# Poll: How did you find Specktra?



## Wattage (Apr 24, 2006)

I am curious! 

I (probably like so many of our other members) found out about Specktra through MUA. I am so glad!!

So tell us how you got here!!


----------



## Juneplum (Apr 24, 2006)

i was searching google for MAC color stories and *boom* up pops specktra..


----------



## devin (Apr 25, 2006)

i was searching makeup through google and up popped specktra.


----------



## depecher (Apr 25, 2006)

I found it via Makeup Alley. I just started to read that site again. I LOVE this place!


----------



## Arella (Apr 25, 2006)

I think I found it through a LiveJournal community. Probably either mac_cosmetics or macsaleswap.


----------



## Stephy (Apr 25, 2006)

I actually came here from a post made on Bebedawl Boards. http://www.bebedawl.com/board Someone made a post sharing one of the tutorials saying how informative it was and how nice the whole forum was. I peeked, signed up, posted... and then bought nearly 300$ worth of MAC in two weeks. LOL! My husband hates you all... j/k


----------



## ShirleyK (Apr 25, 2006)

I found it from a local forum, one of the forummer was a member of specktra... she shared the MAC Traincase... and I am hooked up with MAC now. =D


----------



## jess98765 (Apr 25, 2006)

i accidently ran into this site whilst seaching for asian eye tutorials/looks......and only on the 5th page on google, did this site pop up. And boy, i must tell you i was bloody stoked to find this site- imagine, me having the patience to sit there and sit through clicking and looking at hundreds of useless sites before finding this heaven of a place! thank goodness i found it!


----------



## karen (Apr 25, 2006)

makeup alley.
Someone was upset about a comment someone else made about her fotd. 
lol, I was curious... so I came to check it out. I was super excited to notice that it was basically a MAC only board, so I stayed.


----------



## alysia (Apr 25, 2006)

a couple people mentioned it on LJ so I did a google search


----------



## MAC_Whore (Apr 25, 2006)

A friend told me about it.  
	

	
	
		
		

		
		
	


	




  Yay!


----------



## luminious (Apr 25, 2006)

Quote:

   Originally Posted by *Arella* 
_I think I found it through a LiveJournal community. Probably either mac_cosmetics or macsaleswap._

 
Same here.


----------



## Ms. Z (Apr 25, 2006)

I found it while doing a search for a particular makeuup product (can't remember what it was)?


----------



## Urbana (Apr 25, 2006)

i think it was in another forum and i saw it...


----------



## Heathcote (Apr 25, 2006)

**RECORDS SUPPLIED**

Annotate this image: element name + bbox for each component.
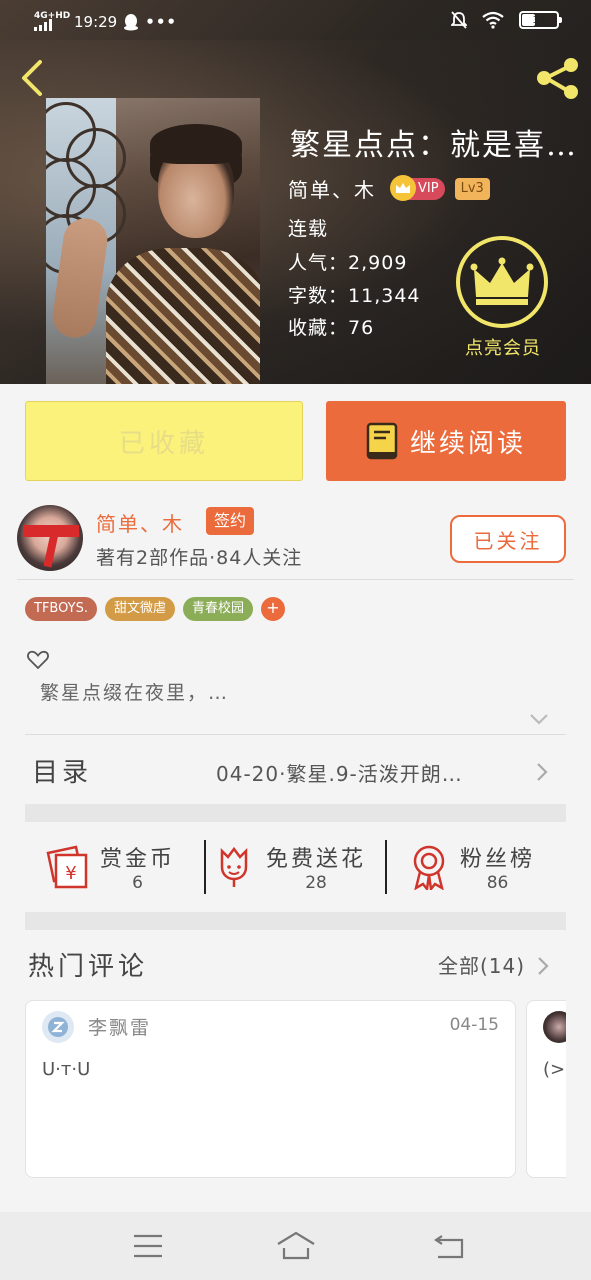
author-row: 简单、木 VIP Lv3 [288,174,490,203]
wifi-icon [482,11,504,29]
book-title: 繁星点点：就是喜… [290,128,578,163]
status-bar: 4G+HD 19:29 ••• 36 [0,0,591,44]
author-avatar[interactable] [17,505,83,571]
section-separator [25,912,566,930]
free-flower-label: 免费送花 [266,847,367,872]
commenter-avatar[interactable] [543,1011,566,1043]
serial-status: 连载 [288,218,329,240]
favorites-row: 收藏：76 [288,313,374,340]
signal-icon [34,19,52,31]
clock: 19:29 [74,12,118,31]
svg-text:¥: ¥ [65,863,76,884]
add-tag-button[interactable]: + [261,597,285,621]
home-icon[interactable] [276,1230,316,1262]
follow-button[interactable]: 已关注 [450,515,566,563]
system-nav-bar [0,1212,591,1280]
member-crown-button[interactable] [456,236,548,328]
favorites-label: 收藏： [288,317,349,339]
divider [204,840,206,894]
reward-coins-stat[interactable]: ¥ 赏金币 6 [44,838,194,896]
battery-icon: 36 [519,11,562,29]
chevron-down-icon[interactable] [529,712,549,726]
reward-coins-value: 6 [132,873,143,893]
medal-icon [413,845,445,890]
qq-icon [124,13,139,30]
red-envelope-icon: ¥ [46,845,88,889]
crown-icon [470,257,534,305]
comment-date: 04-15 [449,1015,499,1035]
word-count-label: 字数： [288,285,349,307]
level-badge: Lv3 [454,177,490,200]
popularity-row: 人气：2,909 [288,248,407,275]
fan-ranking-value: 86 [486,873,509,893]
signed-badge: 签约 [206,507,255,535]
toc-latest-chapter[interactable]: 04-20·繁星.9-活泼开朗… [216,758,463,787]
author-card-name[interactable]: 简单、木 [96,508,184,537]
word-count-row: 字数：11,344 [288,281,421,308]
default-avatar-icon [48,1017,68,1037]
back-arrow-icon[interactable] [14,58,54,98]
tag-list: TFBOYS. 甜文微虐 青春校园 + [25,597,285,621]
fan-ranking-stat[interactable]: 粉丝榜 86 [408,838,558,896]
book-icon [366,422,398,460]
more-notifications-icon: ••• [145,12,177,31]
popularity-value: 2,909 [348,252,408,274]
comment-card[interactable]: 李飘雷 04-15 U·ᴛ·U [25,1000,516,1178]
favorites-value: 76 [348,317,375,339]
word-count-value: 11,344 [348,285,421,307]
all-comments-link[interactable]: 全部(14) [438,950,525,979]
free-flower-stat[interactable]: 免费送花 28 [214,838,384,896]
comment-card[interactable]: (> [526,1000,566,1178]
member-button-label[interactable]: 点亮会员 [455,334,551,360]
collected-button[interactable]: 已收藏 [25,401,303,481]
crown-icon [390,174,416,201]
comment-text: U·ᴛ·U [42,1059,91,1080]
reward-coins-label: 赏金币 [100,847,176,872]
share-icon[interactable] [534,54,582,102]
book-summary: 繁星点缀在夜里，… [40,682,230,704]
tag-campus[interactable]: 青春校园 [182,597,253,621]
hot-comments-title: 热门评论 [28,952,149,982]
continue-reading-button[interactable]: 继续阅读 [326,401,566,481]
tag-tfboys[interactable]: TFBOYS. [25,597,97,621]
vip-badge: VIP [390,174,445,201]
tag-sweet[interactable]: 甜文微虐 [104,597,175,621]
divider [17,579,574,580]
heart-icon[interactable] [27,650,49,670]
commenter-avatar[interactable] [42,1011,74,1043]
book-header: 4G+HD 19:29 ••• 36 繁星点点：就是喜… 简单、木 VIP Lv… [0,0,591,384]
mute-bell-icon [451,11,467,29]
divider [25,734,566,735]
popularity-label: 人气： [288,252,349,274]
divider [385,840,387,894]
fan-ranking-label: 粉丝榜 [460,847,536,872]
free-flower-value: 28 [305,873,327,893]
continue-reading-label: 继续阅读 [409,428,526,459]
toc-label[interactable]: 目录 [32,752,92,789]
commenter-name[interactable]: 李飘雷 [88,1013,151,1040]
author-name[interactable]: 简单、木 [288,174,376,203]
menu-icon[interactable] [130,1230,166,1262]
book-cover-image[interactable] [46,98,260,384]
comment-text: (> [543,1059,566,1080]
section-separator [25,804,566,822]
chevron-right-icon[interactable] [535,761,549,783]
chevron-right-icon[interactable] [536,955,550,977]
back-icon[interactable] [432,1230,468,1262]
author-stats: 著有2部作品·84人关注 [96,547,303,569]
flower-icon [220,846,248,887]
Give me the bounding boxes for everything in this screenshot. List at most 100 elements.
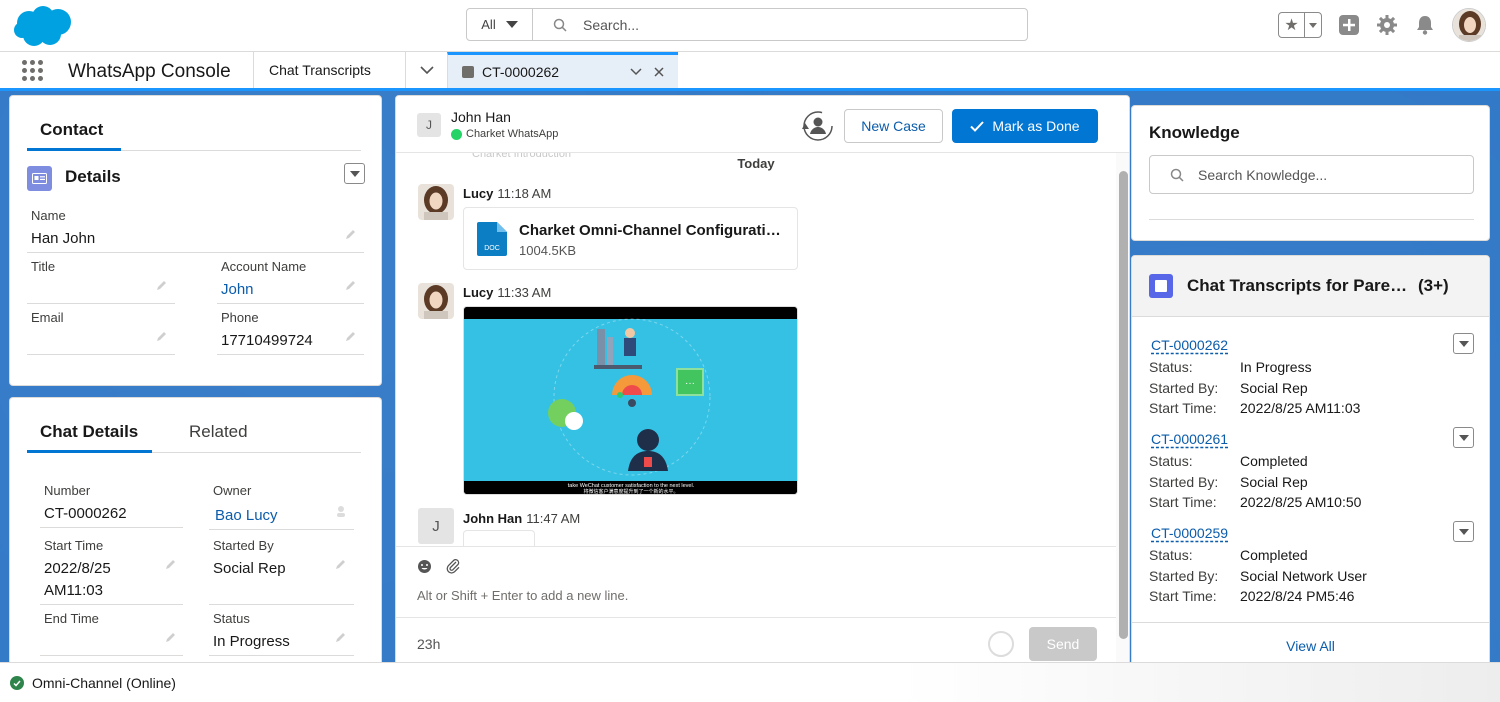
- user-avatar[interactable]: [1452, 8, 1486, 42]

**EXERCISES TO COMPLETE**
a) Using the forum thread on how members found Specktra, decide whether each statement agrees with it. Answer yes or no for each and quote the deciding words.
(i) Juneplum found Specktra while searching Google for MAC color stories.
(ii) Stephy came to Specktra through a LiveJournal community.
(iii) jess98765 found the site on the first page of Google results.
b) Resume the forum thread on how members found Specktra, starting right after its last line.

**EXPECTED RESPONSES**
a)
(i) Yes: "i was searching google for MAC color stories and *boom* up pops specktra.."
(ii) No: "I actually came here from a post made on Bebedawl Boards."
(iii) No: "only on the 5th page on google, did this site pop up."

b)
I was searching 'colour theory' on google images at school one day for my graphics work, and this site came upp! Looked good so I signed up today!


----------



## AudreyNicole (Apr 25, 2006)

I found the website linked to a thread on emakemeup.com


----------



## Nightshayde (Apr 26, 2006)

Vogue Australia


----------



## ishtarchick (Apr 26, 2006)

Quote:

   Originally Posted by *Nightshayde* 
_Vogue Australia 
	

	
	
		
		

		
		
	


	


_

 
WOW, specktra was featured in Vogue magazine? 
	

	
	
		
		

		
		
	


	










i found out from MUA,  there was one user who kept answering to every MAC question  with "according to specktra" or specktra this and specktra that, so i had to check it out to see if it was all that. and I'm so glad I did!!!


----------



## a914butterfly (Apr 26, 2006)

i was doing a search in google for a particular MAC product and this site happened to come up. (it was a page from the color stories) i looked at the site and instantly signed up to be a member.


----------



## Bexx (Apr 26, 2006)

I was on MUA when Chelsea and company were starting it. I came up with the name 
	

	
	
		
		

		
		
	


	



I have been a member ever since!
Great great great site!


----------



## Jennifer Mcfly (Apr 26, 2006)

I found out about it through one of the myspace MAC groups...


----------



## user3 (Apr 26, 2006)

Chelsea...she was talking about Specktra on MUA
Like many I was lurker for a long time.


----------



## XoXo (Apr 26, 2006)

I was reading a myspace MAC group and someone reccomended specktra as a good MAC website.


----------



## Professor Fate (Apr 26, 2006)

i googled "like","yeah",and "so anyways"....... this page came up numero uno.


----------



## gRiZeLda (Apr 26, 2006)

Myspace! Lol!


----------



## absolutbuffy (Apr 26, 2006)

*I found out through MUA*

They always would post pics of future collections over there


----------



## mspixieears (May 2, 2006)

MUA - they were always referring to it there and some of the members got really crabby about the boards being hijacked by MAC and new collection fever (I should patent that phrase!) and I wanted to know how it was that they always had the info way before collections were due.

What started out as pure reference became lurve, I thought I owed it to the site to quit delurking!


----------



## lovejam (May 2, 2006)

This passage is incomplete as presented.